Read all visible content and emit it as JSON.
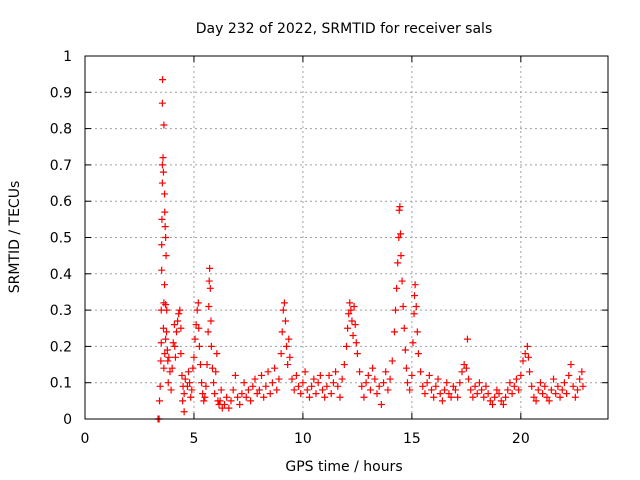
{
  "chart_data": {
    "type": "scatter",
    "title": "Day 232 of 2022, SRMTID for receiver sals",
    "xlabel": "GPS time / hours",
    "ylabel": "SRMTID / TECUs",
    "xlim": [
      0,
      24
    ],
    "ylim": [
      0,
      1
    ],
    "xticks": [
      0,
      5,
      10,
      15,
      20
    ],
    "xtick_labels": [
      "0",
      "5",
      "10",
      "15",
      "20"
    ],
    "yticks": [
      0,
      0.1,
      0.2,
      0.3,
      0.4,
      0.5,
      0.6,
      0.7,
      0.8,
      0.9,
      1
    ],
    "ytick_labels": [
      "0",
      "0.1",
      "0.2",
      "0.3",
      "0.4",
      "0.5",
      "0.6",
      "0.7",
      "0.8",
      "0.9",
      "1"
    ],
    "grid": true,
    "marker": "plus",
    "color": "#ff0000",
    "series": [
      {
        "name": "SRMTID",
        "points": [
          [
            3.35,
            0.0
          ],
          [
            3.4,
            0.0
          ],
          [
            3.42,
            0.05
          ],
          [
            3.45,
            0.09
          ],
          [
            3.48,
            0.16
          ],
          [
            3.5,
            0.21
          ],
          [
            3.5,
            0.3
          ],
          [
            3.52,
            0.41
          ],
          [
            3.52,
            0.48
          ],
          [
            3.53,
            0.55
          ],
          [
            3.55,
            0.65
          ],
          [
            3.55,
            0.7
          ],
          [
            3.58,
            0.72
          ],
          [
            3.55,
            0.87
          ],
          [
            3.56,
            0.935
          ],
          [
            3.62,
            0.81
          ],
          [
            3.6,
            0.68
          ],
          [
            3.65,
            0.62
          ],
          [
            3.66,
            0.57
          ],
          [
            3.68,
            0.53
          ],
          [
            3.7,
            0.5
          ],
          [
            3.72,
            0.45
          ],
          [
            3.65,
            0.37
          ],
          [
            3.62,
            0.32
          ],
          [
            3.7,
            0.315
          ],
          [
            3.75,
            0.3
          ],
          [
            3.6,
            0.25
          ],
          [
            3.7,
            0.22
          ],
          [
            3.78,
            0.19
          ],
          [
            3.8,
            0.16
          ],
          [
            3.62,
            0.14
          ],
          [
            3.66,
            0.18
          ],
          [
            3.74,
            0.24
          ],
          [
            3.85,
            0.17
          ],
          [
            3.9,
            0.13
          ],
          [
            3.82,
            0.1
          ],
          [
            3.95,
            0.08
          ],
          [
            4.0,
            0.14
          ],
          [
            4.05,
            0.21
          ],
          [
            4.1,
            0.26
          ],
          [
            4.12,
            0.2
          ],
          [
            4.15,
            0.17
          ],
          [
            4.2,
            0.24
          ],
          [
            4.25,
            0.27
          ],
          [
            4.3,
            0.29
          ],
          [
            4.35,
            0.3
          ],
          [
            4.4,
            0.25
          ],
          [
            4.4,
            0.18
          ],
          [
            4.45,
            0.12
          ],
          [
            4.5,
            0.09
          ],
          [
            4.48,
            0.05
          ],
          [
            4.55,
            0.07
          ],
          [
            4.6,
            0.11
          ],
          [
            4.55,
            0.02
          ],
          [
            4.7,
            0.09
          ],
          [
            4.75,
            0.13
          ],
          [
            4.8,
            0.1
          ],
          [
            4.85,
            0.06
          ],
          [
            4.9,
            0.08
          ],
          [
            4.95,
            0.14
          ],
          [
            5.0,
            0.17
          ],
          [
            5.05,
            0.22
          ],
          [
            5.1,
            0.26
          ],
          [
            5.15,
            0.3
          ],
          [
            5.2,
            0.32
          ],
          [
            5.22,
            0.25
          ],
          [
            5.25,
            0.2
          ],
          [
            5.3,
            0.15
          ],
          [
            5.35,
            0.1
          ],
          [
            5.4,
            0.07
          ],
          [
            5.45,
            0.05
          ],
          [
            5.5,
            0.06
          ],
          [
            5.55,
            0.09
          ],
          [
            5.6,
            0.15
          ],
          [
            5.65,
            0.24
          ],
          [
            5.68,
            0.31
          ],
          [
            5.7,
            0.38
          ],
          [
            5.72,
            0.415
          ],
          [
            5.75,
            0.36
          ],
          [
            5.78,
            0.27
          ],
          [
            5.8,
            0.2
          ],
          [
            5.85,
            0.14
          ],
          [
            5.9,
            0.1
          ],
          [
            5.95,
            0.07
          ],
          [
            6.0,
            0.13
          ],
          [
            6.05,
            0.18
          ],
          [
            6.1,
            0.05
          ],
          [
            6.15,
            0.04
          ],
          [
            6.2,
            0.05
          ],
          [
            6.25,
            0.08
          ],
          [
            6.3,
            0.03
          ],
          [
            6.4,
            0.04
          ],
          [
            6.5,
            0.06
          ],
          [
            6.6,
            0.03
          ],
          [
            6.7,
            0.05
          ],
          [
            6.8,
            0.08
          ],
          [
            6.9,
            0.12
          ],
          [
            7.0,
            0.06
          ],
          [
            7.1,
            0.04
          ],
          [
            7.2,
            0.07
          ],
          [
            7.3,
            0.1
          ],
          [
            7.4,
            0.06
          ],
          [
            7.5,
            0.08
          ],
          [
            7.6,
            0.05
          ],
          [
            7.7,
            0.09
          ],
          [
            7.8,
            0.11
          ],
          [
            7.9,
            0.07
          ],
          [
            8.0,
            0.08
          ],
          [
            8.1,
            0.12
          ],
          [
            8.2,
            0.06
          ],
          [
            8.3,
            0.09
          ],
          [
            8.4,
            0.13
          ],
          [
            8.5,
            0.07
          ],
          [
            8.6,
            0.1
          ],
          [
            8.7,
            0.14
          ],
          [
            8.8,
            0.08
          ],
          [
            8.9,
            0.11
          ],
          [
            9.0,
            0.18
          ],
          [
            9.05,
            0.24
          ],
          [
            9.1,
            0.3
          ],
          [
            9.15,
            0.32
          ],
          [
            9.2,
            0.27
          ],
          [
            9.25,
            0.2
          ],
          [
            9.3,
            0.15
          ],
          [
            9.35,
            0.22
          ],
          [
            9.4,
            0.17
          ],
          [
            9.5,
            0.11
          ],
          [
            9.6,
            0.08
          ],
          [
            9.7,
            0.12
          ],
          [
            9.8,
            0.09
          ],
          [
            9.9,
            0.07
          ],
          [
            10.0,
            0.1
          ],
          [
            10.1,
            0.13
          ],
          [
            10.2,
            0.08
          ],
          [
            10.3,
            0.06
          ],
          [
            10.4,
            0.09
          ],
          [
            10.5,
            0.11
          ],
          [
            10.6,
            0.07
          ],
          [
            10.7,
            0.1
          ],
          [
            10.8,
            0.12
          ],
          [
            10.9,
            0.08
          ],
          [
            11.0,
            0.06
          ],
          [
            11.1,
            0.09
          ],
          [
            11.2,
            0.12
          ],
          [
            11.3,
            0.07
          ],
          [
            11.4,
            0.1
          ],
          [
            11.5,
            0.13
          ],
          [
            11.6,
            0.09
          ],
          [
            11.7,
            0.06
          ],
          [
            11.8,
            0.11
          ],
          [
            11.9,
            0.15
          ],
          [
            12.0,
            0.2
          ],
          [
            12.05,
            0.25
          ],
          [
            12.1,
            0.29
          ],
          [
            12.15,
            0.32
          ],
          [
            12.2,
            0.3
          ],
          [
            12.25,
            0.27
          ],
          [
            12.3,
            0.23
          ],
          [
            12.35,
            0.31
          ],
          [
            12.4,
            0.26
          ],
          [
            12.45,
            0.21
          ],
          [
            12.5,
            0.18
          ],
          [
            12.6,
            0.13
          ],
          [
            12.7,
            0.09
          ],
          [
            12.8,
            0.06
          ],
          [
            12.9,
            0.1
          ],
          [
            13.0,
            0.12
          ],
          [
            13.1,
            0.08
          ],
          [
            13.2,
            0.14
          ],
          [
            13.3,
            0.11
          ],
          [
            13.4,
            0.07
          ],
          [
            13.5,
            0.09
          ],
          [
            13.6,
            0.04
          ],
          [
            13.7,
            0.1
          ],
          [
            13.8,
            0.13
          ],
          [
            13.9,
            0.08
          ],
          [
            14.0,
            0.11
          ],
          [
            14.1,
            0.16
          ],
          [
            14.2,
            0.24
          ],
          [
            14.25,
            0.3
          ],
          [
            14.3,
            0.36
          ],
          [
            14.35,
            0.43
          ],
          [
            14.4,
            0.5
          ],
          [
            14.42,
            0.575
          ],
          [
            14.45,
            0.585
          ],
          [
            14.48,
            0.51
          ],
          [
            14.5,
            0.45
          ],
          [
            14.55,
            0.38
          ],
          [
            14.6,
            0.31
          ],
          [
            14.65,
            0.25
          ],
          [
            14.7,
            0.19
          ],
          [
            14.75,
            0.14
          ],
          [
            14.8,
            0.1
          ],
          [
            14.9,
            0.08
          ],
          [
            15.0,
            0.12
          ],
          [
            15.05,
            0.21
          ],
          [
            15.1,
            0.29
          ],
          [
            15.12,
            0.34
          ],
          [
            15.15,
            0.37
          ],
          [
            15.2,
            0.31
          ],
          [
            15.25,
            0.24
          ],
          [
            15.3,
            0.18
          ],
          [
            15.4,
            0.13
          ],
          [
            15.5,
            0.09
          ],
          [
            15.6,
            0.07
          ],
          [
            15.7,
            0.1
          ],
          [
            15.8,
            0.12
          ],
          [
            15.9,
            0.08
          ],
          [
            16.0,
            0.06
          ],
          [
            16.1,
            0.09
          ],
          [
            16.2,
            0.11
          ],
          [
            16.3,
            0.07
          ],
          [
            16.4,
            0.05
          ],
          [
            16.5,
            0.08
          ],
          [
            16.6,
            0.1
          ],
          [
            16.7,
            0.07
          ],
          [
            16.8,
            0.06
          ],
          [
            16.9,
            0.09
          ],
          [
            17.0,
            0.08
          ],
          [
            17.1,
            0.06
          ],
          [
            17.2,
            0.1
          ],
          [
            17.3,
            0.13
          ],
          [
            17.4,
            0.15
          ],
          [
            17.5,
            0.14
          ],
          [
            17.55,
            0.22
          ],
          [
            17.6,
            0.11
          ],
          [
            17.7,
            0.08
          ],
          [
            17.8,
            0.06
          ],
          [
            17.9,
            0.09
          ],
          [
            18.0,
            0.07
          ],
          [
            18.1,
            0.1
          ],
          [
            18.2,
            0.08
          ],
          [
            18.3,
            0.06
          ],
          [
            18.4,
            0.09
          ],
          [
            18.5,
            0.07
          ],
          [
            18.6,
            0.05
          ],
          [
            18.7,
            0.04
          ],
          [
            18.8,
            0.06
          ],
          [
            18.9,
            0.08
          ],
          [
            19.0,
            0.07
          ],
          [
            19.1,
            0.05
          ],
          [
            19.2,
            0.04
          ],
          [
            19.3,
            0.06
          ],
          [
            19.4,
            0.08
          ],
          [
            19.5,
            0.1
          ],
          [
            19.6,
            0.07
          ],
          [
            19.7,
            0.09
          ],
          [
            19.8,
            0.11
          ],
          [
            19.9,
            0.08
          ],
          [
            20.0,
            0.12
          ],
          [
            20.1,
            0.16
          ],
          [
            20.2,
            0.18
          ],
          [
            20.3,
            0.2
          ],
          [
            20.35,
            0.17
          ],
          [
            20.4,
            0.13
          ],
          [
            20.5,
            0.09
          ],
          [
            20.6,
            0.06
          ],
          [
            20.7,
            0.05
          ],
          [
            20.8,
            0.08
          ],
          [
            20.9,
            0.1
          ],
          [
            21.0,
            0.07
          ],
          [
            21.1,
            0.09
          ],
          [
            21.2,
            0.06
          ],
          [
            21.3,
            0.05
          ],
          [
            21.4,
            0.08
          ],
          [
            21.5,
            0.11
          ],
          [
            21.6,
            0.07
          ],
          [
            21.7,
            0.09
          ],
          [
            21.8,
            0.06
          ],
          [
            21.9,
            0.08
          ],
          [
            22.0,
            0.1
          ],
          [
            22.1,
            0.07
          ],
          [
            22.2,
            0.12
          ],
          [
            22.3,
            0.15
          ],
          [
            22.4,
            0.09
          ],
          [
            22.5,
            0.06
          ],
          [
            22.6,
            0.08
          ],
          [
            22.7,
            0.11
          ],
          [
            22.8,
            0.13
          ],
          [
            22.85,
            0.09
          ]
        ]
      }
    ]
  }
}
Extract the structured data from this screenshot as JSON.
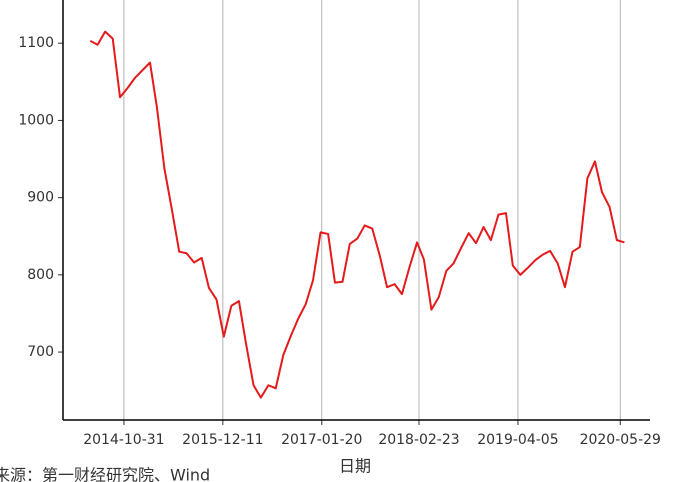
{
  "chart_data": {
    "type": "line",
    "x_label": "日期",
    "source": "来源：第一财经研究院、Wind",
    "xlim": [
      "2014-02-23",
      "2020-09-28"
    ],
    "xticks": [
      "2014-10-31",
      "2015-12-11",
      "2017-01-20",
      "2018-02-23",
      "2019-04-05",
      "2020-05-29"
    ],
    "ylim": [
      612,
      1156
    ],
    "yticks": [
      700,
      800,
      900,
      1000,
      1100
    ],
    "grid_x": true,
    "series": [
      {
        "color": "#e41a1c",
        "x": [
          "2014-06-15",
          "2014-07-15",
          "2014-08-15",
          "2014-09-15",
          "2014-10-15",
          "2014-11-15",
          "2014-12-15",
          "2015-01-15",
          "2015-02-15",
          "2015-03-15",
          "2015-04-15",
          "2015-05-15",
          "2015-06-15",
          "2015-07-15",
          "2015-08-15",
          "2015-09-15",
          "2015-10-15",
          "2015-11-15",
          "2015-12-15",
          "2016-01-15",
          "2016-02-15",
          "2016-03-15",
          "2016-04-15",
          "2016-05-15",
          "2016-06-15",
          "2016-07-15",
          "2016-08-15",
          "2016-09-15",
          "2016-10-15",
          "2016-11-15",
          "2016-12-15",
          "2017-01-15",
          "2017-02-15",
          "2017-03-15",
          "2017-04-15",
          "2017-05-15",
          "2017-06-15",
          "2017-07-15",
          "2017-08-15",
          "2017-09-15",
          "2017-10-15",
          "2017-11-15",
          "2017-12-15",
          "2018-01-15",
          "2018-02-15",
          "2018-03-15",
          "2018-04-15",
          "2018-05-15",
          "2018-06-15",
          "2018-07-15",
          "2018-08-15",
          "2018-09-15",
          "2018-10-15",
          "2018-11-15",
          "2018-12-15",
          "2019-01-15",
          "2019-02-15",
          "2019-03-15",
          "2019-04-15",
          "2019-05-15",
          "2019-06-15",
          "2019-07-15",
          "2019-08-15",
          "2019-09-15",
          "2019-10-15",
          "2019-11-15",
          "2019-12-15",
          "2020-01-15",
          "2020-02-15",
          "2020-03-15",
          "2020-04-15",
          "2020-05-15",
          "2020-06-15"
        ],
        "values": [
          1103,
          1098,
          1115,
          1106,
          1030,
          1042,
          1055,
          1065,
          1075,
          1018,
          938,
          886,
          830,
          828,
          816,
          822,
          783,
          768,
          720,
          760,
          766,
          711,
          657,
          641,
          657,
          653,
          696,
          721,
          743,
          762,
          793,
          855,
          853,
          790,
          791,
          840,
          847,
          864,
          860,
          825,
          784,
          788,
          775,
          810,
          842,
          820,
          755,
          771,
          805,
          815,
          835,
          854,
          841,
          862,
          845,
          878,
          880,
          812,
          800,
          809,
          819,
          826,
          831,
          815,
          784,
          830,
          836,
          925,
          947,
          907,
          888,
          845,
          842
        ]
      }
    ]
  }
}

### [YOUR INSTRUCTIONS]
Establish how many lines of the material above hold the word "JSON". Nothing but the count should be returned.

### [THE RESPONSE]
2